Collected data:
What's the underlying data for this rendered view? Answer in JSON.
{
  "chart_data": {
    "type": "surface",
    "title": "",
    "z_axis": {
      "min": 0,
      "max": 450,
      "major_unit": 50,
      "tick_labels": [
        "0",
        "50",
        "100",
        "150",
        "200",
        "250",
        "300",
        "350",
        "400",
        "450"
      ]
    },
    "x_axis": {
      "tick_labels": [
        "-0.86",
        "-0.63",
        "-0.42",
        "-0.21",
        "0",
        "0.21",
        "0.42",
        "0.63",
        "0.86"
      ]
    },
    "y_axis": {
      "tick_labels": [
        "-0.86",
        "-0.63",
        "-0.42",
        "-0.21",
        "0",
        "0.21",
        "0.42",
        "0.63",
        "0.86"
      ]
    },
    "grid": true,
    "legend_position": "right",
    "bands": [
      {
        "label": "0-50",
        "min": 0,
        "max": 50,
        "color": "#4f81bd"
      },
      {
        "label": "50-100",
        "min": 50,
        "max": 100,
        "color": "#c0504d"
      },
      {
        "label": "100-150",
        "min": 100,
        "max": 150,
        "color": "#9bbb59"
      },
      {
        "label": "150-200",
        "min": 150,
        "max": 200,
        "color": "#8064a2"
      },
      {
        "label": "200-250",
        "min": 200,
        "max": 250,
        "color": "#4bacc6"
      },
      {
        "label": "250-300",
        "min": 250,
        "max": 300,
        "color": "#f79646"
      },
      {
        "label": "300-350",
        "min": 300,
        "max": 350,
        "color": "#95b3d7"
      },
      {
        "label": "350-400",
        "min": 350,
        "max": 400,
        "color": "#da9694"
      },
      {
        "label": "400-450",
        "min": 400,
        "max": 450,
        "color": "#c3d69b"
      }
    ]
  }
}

§ EXERCISE: Working from the material above, retype it in its entirety without change.

§ WORKED SOLUTION:
What's the underlying data for this rendered view? Answer in JSON.
{
  "chart_data": {
    "type": "surface",
    "title": "",
    "z_axis": {
      "min": 0,
      "max": 450,
      "major_unit": 50,
      "tick_labels": [
        "0",
        "50",
        "100",
        "150",
        "200",
        "250",
        "300",
        "350",
        "400",
        "450"
      ]
    },
    "x_axis": {
      "tick_labels": [
        "-0.86",
        "-0.63",
        "-0.42",
        "-0.21",
        "0",
        "0.21",
        "0.42",
        "0.63",
        "0.86"
      ]
    },
    "y_axis": {
      "tick_labels": [
        "-0.86",
        "-0.63",
        "-0.42",
        "-0.21",
        "0",
        "0.21",
        "0.42",
        "0.63",
        "0.86"
      ]
    },
    "grid": true,
    "legend_position": "right",
    "bands": [
      {
        "label": "0-50",
        "min": 0,
        "max": 50,
        "color": "#4f81bd"
      },
      {
        "label": "50-100",
        "min": 50,
        "max": 100,
        "color": "#c0504d"
      },
      {
        "label": "100-150",
        "min": 100,
        "max": 150,
        "color": "#9bbb59"
      },
      {
        "label": "150-200",
        "min": 150,
        "max": 200,
        "color": "#8064a2"
      },
      {
        "label": "200-250",
        "min": 200,
        "max": 250,
        "color": "#4bacc6"
      },
      {
        "label": "250-300",
        "min": 250,
        "max": 300,
        "color": "#f79646"
      },
      {
        "label": "300-350",
        "min": 300,
        "max": 350,
        "color": "#95b3d7"
      },
      {
        "label": "350-400",
        "min": 350,
        "max": 400,
        "color": "#da9694"
      },
      {
        "label": "400-450",
        "min": 400,
        "max": 450,
        "color": "#c3d69b"
      }
    ]
  }
}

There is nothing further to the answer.